> _Provided records_
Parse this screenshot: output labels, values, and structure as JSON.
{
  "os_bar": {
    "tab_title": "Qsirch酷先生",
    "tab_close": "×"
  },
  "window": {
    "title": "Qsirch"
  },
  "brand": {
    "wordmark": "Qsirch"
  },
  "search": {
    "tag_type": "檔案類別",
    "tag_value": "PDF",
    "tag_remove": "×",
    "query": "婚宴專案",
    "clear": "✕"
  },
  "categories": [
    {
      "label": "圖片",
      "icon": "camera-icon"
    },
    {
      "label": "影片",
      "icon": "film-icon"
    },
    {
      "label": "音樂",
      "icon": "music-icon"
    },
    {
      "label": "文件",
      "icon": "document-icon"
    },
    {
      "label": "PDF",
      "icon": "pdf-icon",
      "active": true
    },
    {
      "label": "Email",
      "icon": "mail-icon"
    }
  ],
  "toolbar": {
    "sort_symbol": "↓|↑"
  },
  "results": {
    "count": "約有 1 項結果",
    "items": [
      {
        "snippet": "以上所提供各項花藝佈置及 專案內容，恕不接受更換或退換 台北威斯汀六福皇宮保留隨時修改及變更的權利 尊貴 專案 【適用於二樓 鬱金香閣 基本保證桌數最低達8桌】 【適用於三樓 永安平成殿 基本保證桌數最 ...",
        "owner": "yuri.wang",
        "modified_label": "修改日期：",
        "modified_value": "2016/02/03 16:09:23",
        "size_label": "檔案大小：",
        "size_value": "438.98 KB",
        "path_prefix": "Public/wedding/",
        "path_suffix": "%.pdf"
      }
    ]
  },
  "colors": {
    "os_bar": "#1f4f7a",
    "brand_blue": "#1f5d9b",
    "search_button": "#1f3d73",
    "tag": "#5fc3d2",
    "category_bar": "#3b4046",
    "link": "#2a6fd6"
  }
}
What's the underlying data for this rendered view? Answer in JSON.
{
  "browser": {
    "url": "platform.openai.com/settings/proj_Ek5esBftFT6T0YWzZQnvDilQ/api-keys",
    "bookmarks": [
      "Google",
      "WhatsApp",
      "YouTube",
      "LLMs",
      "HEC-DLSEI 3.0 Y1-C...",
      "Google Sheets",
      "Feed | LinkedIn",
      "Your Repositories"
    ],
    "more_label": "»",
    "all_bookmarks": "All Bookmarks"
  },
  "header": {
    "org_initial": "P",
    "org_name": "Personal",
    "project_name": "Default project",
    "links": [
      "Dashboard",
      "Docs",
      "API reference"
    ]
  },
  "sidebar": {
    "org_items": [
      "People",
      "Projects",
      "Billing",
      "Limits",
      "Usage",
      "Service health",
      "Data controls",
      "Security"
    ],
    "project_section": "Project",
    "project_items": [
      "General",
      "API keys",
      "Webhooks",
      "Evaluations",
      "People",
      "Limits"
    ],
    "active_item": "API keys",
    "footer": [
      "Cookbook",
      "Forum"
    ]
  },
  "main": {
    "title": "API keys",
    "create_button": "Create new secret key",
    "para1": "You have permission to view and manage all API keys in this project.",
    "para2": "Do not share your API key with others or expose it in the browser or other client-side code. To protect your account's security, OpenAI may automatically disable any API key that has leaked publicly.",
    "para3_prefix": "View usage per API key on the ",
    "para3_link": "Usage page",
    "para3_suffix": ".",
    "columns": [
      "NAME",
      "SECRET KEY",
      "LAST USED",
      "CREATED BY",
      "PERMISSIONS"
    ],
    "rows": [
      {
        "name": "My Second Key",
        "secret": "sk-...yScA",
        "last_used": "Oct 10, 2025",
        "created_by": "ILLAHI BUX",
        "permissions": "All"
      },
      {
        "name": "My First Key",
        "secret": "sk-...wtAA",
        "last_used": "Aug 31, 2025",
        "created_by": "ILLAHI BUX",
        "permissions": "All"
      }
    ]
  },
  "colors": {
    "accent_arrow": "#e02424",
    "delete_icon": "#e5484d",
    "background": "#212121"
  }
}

> _Written problem_
Copy each record from above exactly, and include every line.

> _Task response_
Parse this screenshot: output labels, values, and structure as JSON.
{
  "os_bar": {
    "tab_title": "Qsirch酷先生",
    "tab_close": "×"
  },
  "window": {
    "title": "Qsirch"
  },
  "brand": {
    "wordmark": "Qsirch"
  },
  "search": {
    "tag_type": "檔案類別",
    "tag_value": "PDF",
    "tag_remove": "×",
    "query": "婚宴專案",
    "clear": "✕"
  },
  "categories": [
    {
      "label": "圖片",
      "icon": "camera-icon"
    },
    {
      "label": "影片",
      "icon": "film-icon"
    },
    {
      "label": "音樂",
      "icon": "music-icon"
    },
    {
      "label": "文件",
      "icon": "document-icon"
    },
    {
      "label": "PDF",
      "icon": "pdf-icon",
      "active": true
    },
    {
      "label": "Email",
      "icon": "mail-icon"
    }
  ],
  "toolbar": {
    "sort_symbol": "↓|↑"
  },
  "results": {
    "count": "約有 1 項結果",
    "items": [
      {
        "snippet": "以上所提供各項花藝佈置及 專案內容，恕不接受更換或退換 台北威斯汀六福皇宮保留隨時修改及變更的權利 尊貴 專案 【適用於二樓 鬱金香閣 基本保證桌數最低達8桌】 【適用於三樓 永安平成殿 基本保證桌數最 ...",
        "owner": "yuri.wang",
        "modified_label": "修改日期：",
        "modified_value": "2016/02/03 16:09:23",
        "size_label": "檔案大小：",
        "size_value": "438.98 KB",
        "path_prefix": "Public/wedding/",
        "path_suffix": "%.pdf"
      }
    ]
  },
  "colors": {
    "os_bar": "#1f4f7a",
    "brand_blue": "#1f5d9b",
    "search_button": "#1f3d73",
    "tag": "#5fc3d2",
    "category_bar": "#3b4046",
    "link": "#2a6fd6"
  }
}
What's the underlying data for this rendered view? Answer in JSON.
{
  "browser": {
    "url": "platform.openai.com/settings/proj_Ek5esBftFT6T0YWzZQnvDilQ/api-keys",
    "bookmarks": [
      "Google",
      "WhatsApp",
      "YouTube",
      "LLMs",
      "HEC-DLSEI 3.0 Y1-C...",
      "Google Sheets",
      "Feed | LinkedIn",
      "Your Repositories"
    ],
    "more_label": "»",
    "all_bookmarks": "All Bookmarks"
  },
  "header": {
    "org_initial": "P",
    "org_name": "Personal",
    "project_name": "Default project",
    "links": [
      "Dashboard",
      "Docs",
      "API reference"
    ]
  },
  "sidebar": {
    "org_items": [
      "People",
      "Projects",
      "Billing",
      "Limits",
      "Usage",
      "Service health",
      "Data controls",
      "Security"
    ],
    "project_section": "Project",
    "project_items": [
      "General",
      "API keys",
      "Webhooks",
      "Evaluations",
      "People",
      "Limits"
    ],
    "active_item": "API keys",
    "footer": [
      "Cookbook",
      "Forum"
    ]
  },
  "main": {
    "title": "API keys",
    "create_button": "Create new secret key",
    "para1": "You have permission to view and manage all API keys in this project.",
    "para2": "Do not share your API key with others or expose it in the browser or other client-side code. To protect your account's security, OpenAI may automatically disable any API key that has leaked publicly.",
    "para3_prefix": "View usage per API key on the ",
    "para3_link": "Usage page",
    "para3_suffix": ".",
    "columns": [
      "NAME",
      "SECRET KEY",
      "LAST USED",
      "CREATED BY",
      "PERMISSIONS"
    ],
    "rows": [
      {
        "name": "My Second Key",
        "secret": "sk-...yScA",
        "last_used": "Oct 10, 2025",
        "created_by": "ILLAHI BUX",
        "permissions": "All"
      },
      {
        "name": "My First Key",
        "secret": "sk-...wtAA",
        "last_used": "Aug 31, 2025",
        "created_by": "ILLAHI BUX",
        "permissions": "All"
      }
    ]
  },
  "colors": {
    "accent_arrow": "#e02424",
    "delete_icon": "#e5484d",
    "background": "#212121"
  }
}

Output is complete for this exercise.